Collected data
------

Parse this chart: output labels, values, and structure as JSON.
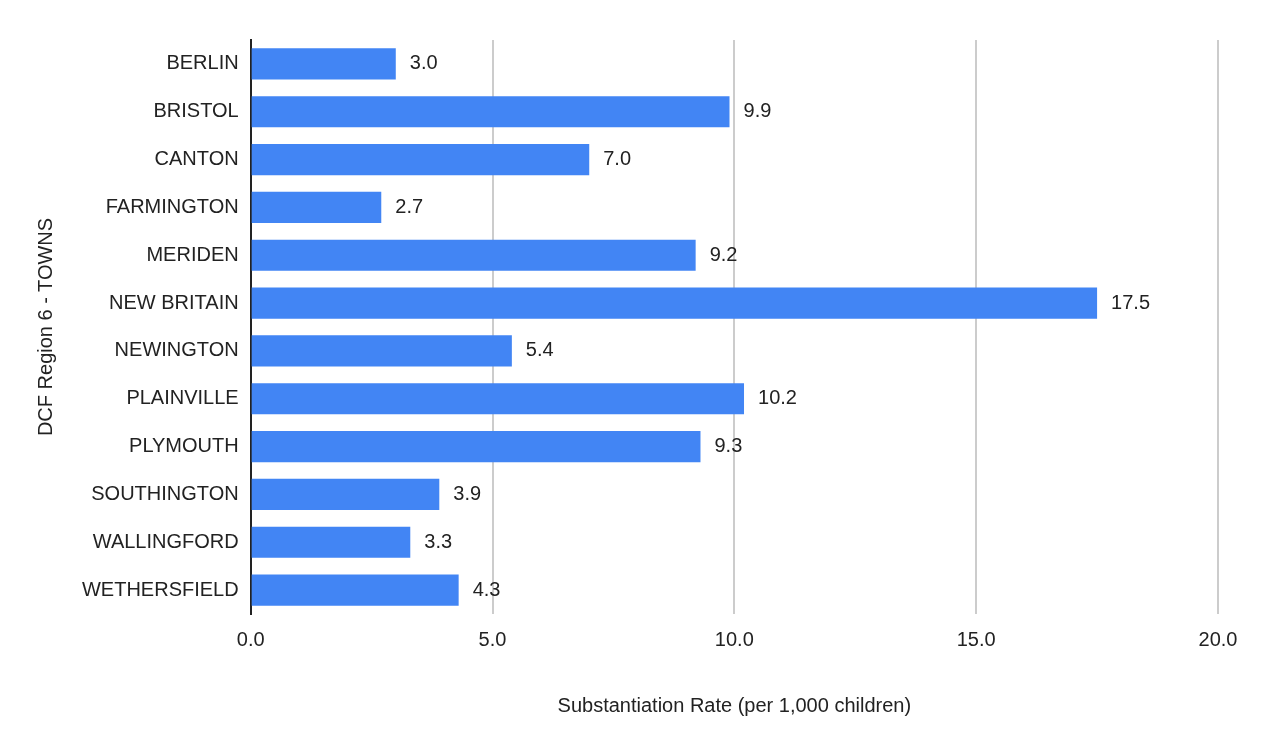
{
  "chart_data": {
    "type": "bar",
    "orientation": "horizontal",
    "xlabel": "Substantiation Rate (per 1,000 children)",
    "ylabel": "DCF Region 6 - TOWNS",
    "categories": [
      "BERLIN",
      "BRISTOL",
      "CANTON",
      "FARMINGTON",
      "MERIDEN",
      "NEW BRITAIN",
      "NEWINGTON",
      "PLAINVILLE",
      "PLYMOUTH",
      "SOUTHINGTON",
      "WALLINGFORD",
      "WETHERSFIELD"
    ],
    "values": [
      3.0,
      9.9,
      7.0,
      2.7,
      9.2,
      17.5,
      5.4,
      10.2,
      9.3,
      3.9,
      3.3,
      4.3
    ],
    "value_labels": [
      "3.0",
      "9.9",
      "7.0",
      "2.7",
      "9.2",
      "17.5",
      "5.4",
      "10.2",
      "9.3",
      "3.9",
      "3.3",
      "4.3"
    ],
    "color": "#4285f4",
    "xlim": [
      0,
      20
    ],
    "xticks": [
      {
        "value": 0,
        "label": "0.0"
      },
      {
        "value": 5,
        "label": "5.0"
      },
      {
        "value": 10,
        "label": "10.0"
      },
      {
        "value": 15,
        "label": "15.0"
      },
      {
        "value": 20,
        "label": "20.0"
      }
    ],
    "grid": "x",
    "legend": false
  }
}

------

Exercise instructions: Without the pictures, output the full listing exactly as it stands.

Solution:
Parse this chart: output labels, values, and structure as JSON.
{
  "chart_data": {
    "type": "bar",
    "orientation": "horizontal",
    "xlabel": "Substantiation Rate (per 1,000 children)",
    "ylabel": "DCF Region 6 - TOWNS",
    "categories": [
      "BERLIN",
      "BRISTOL",
      "CANTON",
      "FARMINGTON",
      "MERIDEN",
      "NEW BRITAIN",
      "NEWINGTON",
      "PLAINVILLE",
      "PLYMOUTH",
      "SOUTHINGTON",
      "WALLINGFORD",
      "WETHERSFIELD"
    ],
    "values": [
      3.0,
      9.9,
      7.0,
      2.7,
      9.2,
      17.5,
      5.4,
      10.2,
      9.3,
      3.9,
      3.3,
      4.3
    ],
    "value_labels": [
      "3.0",
      "9.9",
      "7.0",
      "2.7",
      "9.2",
      "17.5",
      "5.4",
      "10.2",
      "9.3",
      "3.9",
      "3.3",
      "4.3"
    ],
    "color": "#4285f4",
    "xlim": [
      0,
      20
    ],
    "xticks": [
      {
        "value": 0,
        "label": "0.0"
      },
      {
        "value": 5,
        "label": "5.0"
      },
      {
        "value": 10,
        "label": "10.0"
      },
      {
        "value": 15,
        "label": "15.0"
      },
      {
        "value": 20,
        "label": "20.0"
      }
    ],
    "grid": "x",
    "legend": false
  }
}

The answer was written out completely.